(A run of records)
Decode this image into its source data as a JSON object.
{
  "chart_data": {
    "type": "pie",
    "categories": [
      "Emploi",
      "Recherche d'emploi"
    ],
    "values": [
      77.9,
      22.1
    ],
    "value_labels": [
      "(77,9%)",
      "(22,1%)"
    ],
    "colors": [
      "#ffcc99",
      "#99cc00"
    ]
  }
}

▶ What is expected:
Without leaving anything out, give the entries again exactly.

▶ Exercise result:
Decode this image into its source data as a JSON object.
{
  "chart_data": {
    "type": "pie",
    "categories": [
      "Emploi",
      "Recherche d'emploi"
    ],
    "values": [
      77.9,
      22.1
    ],
    "value_labels": [
      "(77,9%)",
      "(22,1%)"
    ],
    "colors": [
      "#ffcc99",
      "#99cc00"
    ]
  }
}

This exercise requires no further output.